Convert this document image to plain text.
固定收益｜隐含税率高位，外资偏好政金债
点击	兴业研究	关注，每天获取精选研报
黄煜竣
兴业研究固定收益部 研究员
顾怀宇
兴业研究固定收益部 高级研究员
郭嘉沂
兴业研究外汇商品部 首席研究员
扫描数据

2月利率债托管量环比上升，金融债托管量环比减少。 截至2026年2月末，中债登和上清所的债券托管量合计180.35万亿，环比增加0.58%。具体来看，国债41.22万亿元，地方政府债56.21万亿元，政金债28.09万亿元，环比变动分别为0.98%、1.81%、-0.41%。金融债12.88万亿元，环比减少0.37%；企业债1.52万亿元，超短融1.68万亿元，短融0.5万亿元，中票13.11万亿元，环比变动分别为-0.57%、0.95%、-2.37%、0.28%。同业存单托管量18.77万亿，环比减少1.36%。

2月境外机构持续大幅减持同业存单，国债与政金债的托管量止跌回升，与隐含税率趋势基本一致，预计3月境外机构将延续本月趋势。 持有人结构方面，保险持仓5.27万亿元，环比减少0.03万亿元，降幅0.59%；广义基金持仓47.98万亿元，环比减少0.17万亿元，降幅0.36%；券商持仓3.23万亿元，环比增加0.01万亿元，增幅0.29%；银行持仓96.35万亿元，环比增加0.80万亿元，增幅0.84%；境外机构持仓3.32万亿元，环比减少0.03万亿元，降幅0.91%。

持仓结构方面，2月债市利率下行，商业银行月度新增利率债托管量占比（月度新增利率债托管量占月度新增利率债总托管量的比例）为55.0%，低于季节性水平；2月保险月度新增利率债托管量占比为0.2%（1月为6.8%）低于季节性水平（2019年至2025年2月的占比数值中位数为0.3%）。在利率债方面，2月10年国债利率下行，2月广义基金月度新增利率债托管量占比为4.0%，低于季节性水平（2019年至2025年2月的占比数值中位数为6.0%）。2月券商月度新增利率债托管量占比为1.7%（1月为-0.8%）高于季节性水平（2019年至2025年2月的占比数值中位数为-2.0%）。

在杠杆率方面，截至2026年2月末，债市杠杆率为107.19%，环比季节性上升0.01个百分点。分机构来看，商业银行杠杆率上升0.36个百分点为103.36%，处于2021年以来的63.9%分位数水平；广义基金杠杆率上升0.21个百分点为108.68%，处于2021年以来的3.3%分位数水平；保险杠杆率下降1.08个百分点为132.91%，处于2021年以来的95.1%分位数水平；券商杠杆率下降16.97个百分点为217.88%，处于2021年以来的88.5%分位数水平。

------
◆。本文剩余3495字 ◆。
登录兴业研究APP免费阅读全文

* * *

- _TASK REQUIREMENTS_: Return all of the data precisely as it appears.

- _RIGHT ANSWER_:
Convert this document image to plain text.
固定收益｜隐含税率高位，外资偏好政金债
点击	兴业研究	关注，每天获取精选研报
黄煜竣
兴业研究固定收益部 研究员
顾怀宇
兴业研究固定收益部 高级研究员
郭嘉沂
兴业研究外汇商品部 首席研究员
扫描数据

2月利率债托管量环比上升，金融债托管量环比减少。 截至2026年2月末，中债登和上清所的债券托管量合计180.35万亿，环比增加0.58%。具体来看，国债41.22万亿元，地方政府债56.21万亿元，政金债28.09万亿元，环比变动分别为0.98%、1.81%、-0.41%。金融债12.88万亿元，环比减少0.37%；企业债1.52万亿元，超短融1.68万亿元，短融0.5万亿元，中票13.11万亿元，环比变动分别为-0.57%、0.95%、-2.37%、0.28%。同业存单托管量18.77万亿，环比减少1.36%。

2月境外机构持续大幅减持同业存单，国债与政金债的托管量止跌回升，与隐含税率趋势基本一致，预计3月境外机构将延续本月趋势。 持有人结构方面，保险持仓5.27万亿元，环比减少0.03万亿元，降幅0.59%；广义基金持仓47.98万亿元，环比减少0.17万亿元，降幅0.36%；券商持仓3.23万亿元，环比增加0.01万亿元，增幅0.29%；银行持仓96.35万亿元，环比增加0.80万亿元，增幅0.84%；境外机构持仓3.32万亿元，环比减少0.03万亿元，降幅0.91%。

持仓结构方面，2月债市利率下行，商业银行月度新增利率债托管量占比（月度新增利率债托管量占月度新增利率债总托管量的比例）为55.0%，低于季节性水平；2月保险月度新增利率债托管量占比为0.2%（1月为6.8%）低于季节性水平（2019年至2025年2月的占比数值中位数为0.3%）。在利率债方面，2月10年国债利率下行，2月广义基金月度新增利率债托管量占比为4.0%，低于季节性水平（2019年至2025年2月的占比数值中位数为6.0%）。2月券商月度新增利率债托管量占比为1.7%（1月为-0.8%）高于季节性水平（2019年至2025年2月的占比数值中位数为-2.0%）。

在杠杆率方面，截至2026年2月末，债市杠杆率为107.19%，环比季节性上升0.01个百分点。分机构来看，商业银行杠杆率上升0.36个百分点为103.36%，处于2021年以来的63.9%分位数水平；广义基金杠杆率上升0.21个百分点为108.68%，处于2021年以来的3.3%分位数水平；保险杠杆率下降1.08个百分点为132.91%，处于2021年以来的95.1%分位数水平；券商杠杆率下降16.97个百分点为217.88%，处于2021年以来的88.5%分位数水平。

------
◆。本文剩余3495字 ◆。
登录兴业研究APP免费阅读全文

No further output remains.